Extract each line of the records below that contains the word "στις".
** begin **
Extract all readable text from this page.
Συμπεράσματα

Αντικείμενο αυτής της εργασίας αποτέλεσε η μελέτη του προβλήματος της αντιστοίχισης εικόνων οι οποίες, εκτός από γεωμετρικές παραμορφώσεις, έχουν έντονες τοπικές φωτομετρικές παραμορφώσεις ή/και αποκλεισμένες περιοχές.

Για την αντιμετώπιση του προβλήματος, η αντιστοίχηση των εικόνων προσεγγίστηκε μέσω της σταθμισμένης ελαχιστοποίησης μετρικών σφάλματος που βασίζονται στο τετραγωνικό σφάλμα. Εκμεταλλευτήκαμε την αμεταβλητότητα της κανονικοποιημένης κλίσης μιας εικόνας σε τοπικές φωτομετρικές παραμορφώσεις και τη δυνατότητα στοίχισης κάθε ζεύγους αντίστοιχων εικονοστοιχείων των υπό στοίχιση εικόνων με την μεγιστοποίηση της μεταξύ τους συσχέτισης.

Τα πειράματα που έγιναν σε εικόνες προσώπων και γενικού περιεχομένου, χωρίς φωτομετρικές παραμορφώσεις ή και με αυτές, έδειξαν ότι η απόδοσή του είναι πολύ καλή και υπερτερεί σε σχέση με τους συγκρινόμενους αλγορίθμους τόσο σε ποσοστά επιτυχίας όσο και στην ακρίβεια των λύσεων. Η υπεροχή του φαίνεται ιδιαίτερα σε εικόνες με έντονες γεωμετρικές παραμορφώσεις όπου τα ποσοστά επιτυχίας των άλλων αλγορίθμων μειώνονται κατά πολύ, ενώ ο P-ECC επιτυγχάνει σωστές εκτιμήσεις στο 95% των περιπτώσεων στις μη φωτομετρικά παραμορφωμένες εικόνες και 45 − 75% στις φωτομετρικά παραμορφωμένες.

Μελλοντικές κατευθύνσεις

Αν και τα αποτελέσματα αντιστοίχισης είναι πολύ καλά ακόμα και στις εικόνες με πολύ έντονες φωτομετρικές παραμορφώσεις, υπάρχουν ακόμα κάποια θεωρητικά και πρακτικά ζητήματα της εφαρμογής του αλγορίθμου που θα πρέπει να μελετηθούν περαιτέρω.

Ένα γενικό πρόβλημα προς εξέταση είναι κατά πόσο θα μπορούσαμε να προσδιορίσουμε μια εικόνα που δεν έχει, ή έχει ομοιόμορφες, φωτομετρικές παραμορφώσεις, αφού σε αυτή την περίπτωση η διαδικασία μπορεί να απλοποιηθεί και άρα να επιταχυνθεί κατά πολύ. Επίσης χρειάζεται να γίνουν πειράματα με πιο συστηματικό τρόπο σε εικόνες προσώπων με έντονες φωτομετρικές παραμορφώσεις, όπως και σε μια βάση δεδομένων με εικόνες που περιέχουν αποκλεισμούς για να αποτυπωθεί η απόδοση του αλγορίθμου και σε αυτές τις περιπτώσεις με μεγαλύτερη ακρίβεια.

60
** end **
# THE REPLY
Τα πειράματα που έγιναν σε εικόνες προσώπων και γενικού περιεχομένου, χωρίς φωτομετρικές παραμορφώσεις ή και με αυτές, έδειξαν ότι η απόδοσή του είναι πολύ καλή και υπερτερεί σε σχέση με τους συγκρινόμενους αλγορίθμους τόσο σε ποσοστά επιτυχίας όσο και στην ακρίβεια των λύσεων. Η υπεροχή του φαίνεται ιδιαίτερα σε εικόνες με έντονες γεωμετρικές παραμορφώσεις όπου τα ποσοστά επιτυχίας των άλλων αλγορίθμων μειώνονται κατά πολύ, ενώ ο P-ECC επιτυγχάνει σωστές εκτιμήσεις στο 95% των περιπτώσεων στις μη φωτομετρικά παραμορφωμένες εικόνες και 45 − 75% στις φωτομετρικά παραμορφωμένες.
Αν και τα αποτελέσματα αντιστοίχισης είναι πολύ καλά ακόμα και στις εικόνες με πολύ έντονες φωτομετρικές παραμορφώσεις, υπάρχουν ακόμα κάποια θεωρητικά και πρακτικά ζητήματα της εφαρμογής του αλγορίθμου που θα πρέπει να μελετηθούν περαιτέρω.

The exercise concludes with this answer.